● **What is expected**: Every record shown here must be duplicated without change.

[Data records]

------------------------------------------------

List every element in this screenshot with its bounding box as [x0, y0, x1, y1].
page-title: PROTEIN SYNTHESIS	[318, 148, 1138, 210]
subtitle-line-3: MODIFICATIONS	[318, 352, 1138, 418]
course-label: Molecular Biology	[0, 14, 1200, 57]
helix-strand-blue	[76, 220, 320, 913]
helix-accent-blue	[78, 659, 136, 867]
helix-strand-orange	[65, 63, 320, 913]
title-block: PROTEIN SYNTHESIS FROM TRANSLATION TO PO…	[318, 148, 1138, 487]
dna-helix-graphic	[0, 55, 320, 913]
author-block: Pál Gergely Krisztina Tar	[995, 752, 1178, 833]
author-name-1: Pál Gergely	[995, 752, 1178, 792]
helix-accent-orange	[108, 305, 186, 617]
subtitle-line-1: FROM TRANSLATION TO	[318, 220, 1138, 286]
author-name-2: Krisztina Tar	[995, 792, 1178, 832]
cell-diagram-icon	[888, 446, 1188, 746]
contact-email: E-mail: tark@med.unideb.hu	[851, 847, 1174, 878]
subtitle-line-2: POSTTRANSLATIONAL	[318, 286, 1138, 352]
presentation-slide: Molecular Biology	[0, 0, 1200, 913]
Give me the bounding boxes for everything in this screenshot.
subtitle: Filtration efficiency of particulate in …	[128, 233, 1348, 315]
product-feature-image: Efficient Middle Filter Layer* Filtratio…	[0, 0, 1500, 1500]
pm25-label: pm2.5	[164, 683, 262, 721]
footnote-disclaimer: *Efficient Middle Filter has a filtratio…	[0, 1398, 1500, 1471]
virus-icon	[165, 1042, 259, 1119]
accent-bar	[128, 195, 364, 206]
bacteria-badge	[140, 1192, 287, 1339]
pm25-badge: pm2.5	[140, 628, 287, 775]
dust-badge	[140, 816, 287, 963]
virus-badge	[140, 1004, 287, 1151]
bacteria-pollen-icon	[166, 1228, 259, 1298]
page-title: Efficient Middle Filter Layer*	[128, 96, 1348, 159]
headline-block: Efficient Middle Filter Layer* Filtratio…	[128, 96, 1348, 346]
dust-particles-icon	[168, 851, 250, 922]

------------------------------------------------

● **Written answer**:
List every element in this screenshot with its bounding box as [x0, y0, x1, y1].
page-title: PROTEIN SYNTHESIS	[318, 148, 1138, 210]
subtitle-line-3: MODIFICATIONS	[318, 352, 1138, 418]
course-label: Molecular Biology	[0, 14, 1200, 57]
helix-strand-blue	[76, 220, 320, 913]
helix-accent-blue	[78, 659, 136, 867]
helix-strand-orange	[65, 63, 320, 913]
title-block: PROTEIN SYNTHESIS FROM TRANSLATION TO PO…	[318, 148, 1138, 487]
dna-helix-graphic	[0, 55, 320, 913]
author-block: Pál Gergely Krisztina Tar	[995, 752, 1178, 833]
author-name-1: Pál Gergely	[995, 752, 1178, 792]
helix-accent-orange	[108, 305, 186, 617]
subtitle-line-1: FROM TRANSLATION TO	[318, 220, 1138, 286]
author-name-2: Krisztina Tar	[995, 792, 1178, 832]
cell-diagram-icon	[888, 446, 1188, 746]
contact-email: E-mail: tark@med.unideb.hu	[851, 847, 1174, 878]
subtitle-line-2: POSTTRANSLATIONAL	[318, 286, 1138, 352]
presentation-slide: Molecular Biology	[0, 0, 1200, 913]
Give me the bounding boxes for everything in this screenshot.
subtitle: Filtration efficiency of particulate in …	[128, 233, 1348, 315]
product-feature-image: Efficient Middle Filter Layer* Filtratio…	[0, 0, 1500, 1500]
pm25-label: pm2.5	[164, 683, 262, 721]
footnote-disclaimer: *Efficient Middle Filter has a filtratio…	[0, 1398, 1500, 1471]
virus-icon	[165, 1042, 259, 1119]
accent-bar	[128, 195, 364, 206]
bacteria-badge	[140, 1192, 287, 1339]
pm25-badge: pm2.5	[140, 628, 287, 775]
dust-badge	[140, 816, 287, 963]
virus-badge	[140, 1004, 287, 1151]
bacteria-pollen-icon	[166, 1228, 259, 1298]
page-title: Efficient Middle Filter Layer*	[128, 96, 1348, 159]
headline-block: Efficient Middle Filter Layer* Filtratio…	[128, 96, 1348, 346]
dust-particles-icon	[168, 851, 250, 922]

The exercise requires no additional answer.